__What is required__.
All of the records listed below should be retyped exactly.

Collected data

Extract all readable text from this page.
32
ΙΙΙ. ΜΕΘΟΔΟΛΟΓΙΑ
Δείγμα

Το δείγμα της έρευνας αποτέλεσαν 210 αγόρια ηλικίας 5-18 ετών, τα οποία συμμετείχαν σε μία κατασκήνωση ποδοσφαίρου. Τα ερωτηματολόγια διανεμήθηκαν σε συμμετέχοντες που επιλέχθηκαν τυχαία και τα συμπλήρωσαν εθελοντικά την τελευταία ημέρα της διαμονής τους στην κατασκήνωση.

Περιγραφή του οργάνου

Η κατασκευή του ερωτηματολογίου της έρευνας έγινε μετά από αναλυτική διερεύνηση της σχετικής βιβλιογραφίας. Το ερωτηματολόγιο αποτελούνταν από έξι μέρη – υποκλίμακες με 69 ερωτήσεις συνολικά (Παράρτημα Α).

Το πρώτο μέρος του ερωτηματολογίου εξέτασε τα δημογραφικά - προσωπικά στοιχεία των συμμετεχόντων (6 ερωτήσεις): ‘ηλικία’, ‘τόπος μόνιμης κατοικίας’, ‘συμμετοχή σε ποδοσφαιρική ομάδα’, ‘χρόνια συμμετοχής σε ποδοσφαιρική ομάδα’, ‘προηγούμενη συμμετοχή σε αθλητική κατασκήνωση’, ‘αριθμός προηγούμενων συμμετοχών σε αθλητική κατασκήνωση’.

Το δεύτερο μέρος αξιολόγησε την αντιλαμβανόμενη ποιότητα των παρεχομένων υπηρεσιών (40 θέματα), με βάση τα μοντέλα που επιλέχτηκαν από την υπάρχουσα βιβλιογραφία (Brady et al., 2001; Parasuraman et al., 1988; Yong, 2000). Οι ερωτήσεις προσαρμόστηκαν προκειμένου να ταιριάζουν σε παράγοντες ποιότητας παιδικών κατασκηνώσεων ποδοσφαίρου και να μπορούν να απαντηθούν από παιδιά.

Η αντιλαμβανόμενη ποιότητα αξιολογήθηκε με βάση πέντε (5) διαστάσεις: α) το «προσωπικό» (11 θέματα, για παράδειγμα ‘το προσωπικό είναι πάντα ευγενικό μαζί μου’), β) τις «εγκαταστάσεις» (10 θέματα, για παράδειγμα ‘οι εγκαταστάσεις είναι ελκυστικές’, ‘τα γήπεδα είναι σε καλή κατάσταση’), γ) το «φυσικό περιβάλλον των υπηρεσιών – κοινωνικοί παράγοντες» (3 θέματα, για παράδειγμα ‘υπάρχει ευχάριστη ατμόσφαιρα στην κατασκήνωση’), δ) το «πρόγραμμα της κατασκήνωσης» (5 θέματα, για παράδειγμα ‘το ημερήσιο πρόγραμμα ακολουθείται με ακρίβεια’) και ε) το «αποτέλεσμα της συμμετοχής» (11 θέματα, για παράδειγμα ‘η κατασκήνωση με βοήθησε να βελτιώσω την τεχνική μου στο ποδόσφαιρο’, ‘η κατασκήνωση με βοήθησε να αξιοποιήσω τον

__Exercise output__.
Extract all readable text from this page.
32
ΙΙΙ. ΜΕΘΟΔΟΛΟΓΙΑ
Δείγμα

Το δείγμα της έρευνας αποτέλεσαν 210 αγόρια ηλικίας 5-18 ετών, τα οποία συμμετείχαν σε μία κατασκήνωση ποδοσφαίρου. Τα ερωτηματολόγια διανεμήθηκαν σε συμμετέχοντες που επιλέχθηκαν τυχαία και τα συμπλήρωσαν εθελοντικά την τελευταία ημέρα της διαμονής τους στην κατασκήνωση.

Περιγραφή του οργάνου

Η κατασκευή του ερωτηματολογίου της έρευνας έγινε μετά από αναλυτική διερεύνηση της σχετικής βιβλιογραφίας. Το ερωτηματολόγιο αποτελούνταν από έξι μέρη – υποκλίμακες με 69 ερωτήσεις συνολικά (Παράρτημα Α).

Το πρώτο μέρος του ερωτηματολογίου εξέτασε τα δημογραφικά - προσωπικά στοιχεία των συμμετεχόντων (6 ερωτήσεις): ‘ηλικία’, ‘τόπος μόνιμης κατοικίας’, ‘συμμετοχή σε ποδοσφαιρική ομάδα’, ‘χρόνια συμμετοχής σε ποδοσφαιρική ομάδα’, ‘προηγούμενη συμμετοχή σε αθλητική κατασκήνωση’, ‘αριθμός προηγούμενων συμμετοχών σε αθλητική κατασκήνωση’.

Το δεύτερο μέρος αξιολόγησε την αντιλαμβανόμενη ποιότητα των παρεχομένων υπηρεσιών (40 θέματα), με βάση τα μοντέλα που επιλέχτηκαν από την υπάρχουσα βιβλιογραφία (Brady et al., 2001; Parasuraman et al., 1988; Yong, 2000). Οι ερωτήσεις προσαρμόστηκαν προκειμένου να ταιριάζουν σε παράγοντες ποιότητας παιδικών κατασκηνώσεων ποδοσφαίρου και να μπορούν να απαντηθούν από παιδιά.

Η αντιλαμβανόμενη ποιότητα αξιολογήθηκε με βάση πέντε (5) διαστάσεις: α) το «προσωπικό» (11 θέματα, για παράδειγμα ‘το προσωπικό είναι πάντα ευγενικό μαζί μου’), β) τις «εγκαταστάσεις» (10 θέματα, για παράδειγμα ‘οι εγκαταστάσεις είναι ελκυστικές’, ‘τα γήπεδα είναι σε καλή κατάσταση’), γ) το «φυσικό περιβάλλον των υπηρεσιών – κοινωνικοί παράγοντες» (3 θέματα, για παράδειγμα ‘υπάρχει ευχάριστη ατμόσφαιρα στην κατασκήνωση’), δ) το «πρόγραμμα της κατασκήνωσης» (5 θέματα, για παράδειγμα ‘το ημερήσιο πρόγραμμα ακολουθείται με ακρίβεια’) και ε) το «αποτέλεσμα της συμμετοχής» (11 θέματα, για παράδειγμα ‘η κατασκήνωση με βοήθησε να βελτιώσω την τεχνική μου στο ποδόσφαιρο’, ‘η κατασκήνωση με βοήθησε να αξιοποιήσω τον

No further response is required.